WHAT YOU WILL DO:
Which lines hold the word "Правилами"? Show each of them.

GIVEN RECORDS:
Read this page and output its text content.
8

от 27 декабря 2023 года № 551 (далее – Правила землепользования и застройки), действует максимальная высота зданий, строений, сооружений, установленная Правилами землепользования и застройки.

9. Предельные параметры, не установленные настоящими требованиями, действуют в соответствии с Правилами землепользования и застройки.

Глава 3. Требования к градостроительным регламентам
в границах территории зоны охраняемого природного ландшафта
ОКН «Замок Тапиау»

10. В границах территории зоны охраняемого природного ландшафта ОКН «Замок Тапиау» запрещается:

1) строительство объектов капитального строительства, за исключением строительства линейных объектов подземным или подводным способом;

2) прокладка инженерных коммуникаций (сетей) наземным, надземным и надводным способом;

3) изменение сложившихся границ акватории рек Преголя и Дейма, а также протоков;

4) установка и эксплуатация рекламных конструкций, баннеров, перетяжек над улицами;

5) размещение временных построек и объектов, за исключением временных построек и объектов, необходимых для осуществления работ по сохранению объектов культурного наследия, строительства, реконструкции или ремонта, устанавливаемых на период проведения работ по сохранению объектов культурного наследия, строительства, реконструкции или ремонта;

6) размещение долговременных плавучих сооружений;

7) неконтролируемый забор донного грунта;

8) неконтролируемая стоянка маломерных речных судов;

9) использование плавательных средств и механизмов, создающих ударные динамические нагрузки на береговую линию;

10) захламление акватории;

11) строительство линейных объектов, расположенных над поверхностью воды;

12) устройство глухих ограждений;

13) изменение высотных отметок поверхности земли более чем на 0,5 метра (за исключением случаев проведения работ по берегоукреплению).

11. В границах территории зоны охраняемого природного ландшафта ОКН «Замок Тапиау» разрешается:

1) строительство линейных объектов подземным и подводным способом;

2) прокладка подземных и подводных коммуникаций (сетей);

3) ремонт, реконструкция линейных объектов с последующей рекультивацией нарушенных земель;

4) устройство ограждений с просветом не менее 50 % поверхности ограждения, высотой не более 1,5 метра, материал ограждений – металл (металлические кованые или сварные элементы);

WRITTEN RESPONSE:
от 27 декабря 2023 года № 551 (далее – Правила землепользования и застройки), действует максимальная высота зданий, строений, сооружений, установленная Правилами землепользования и застройки.
9. Предельные параметры, не установленные настоящими требованиями, действуют в соответствии с Правилами землепользования и застройки.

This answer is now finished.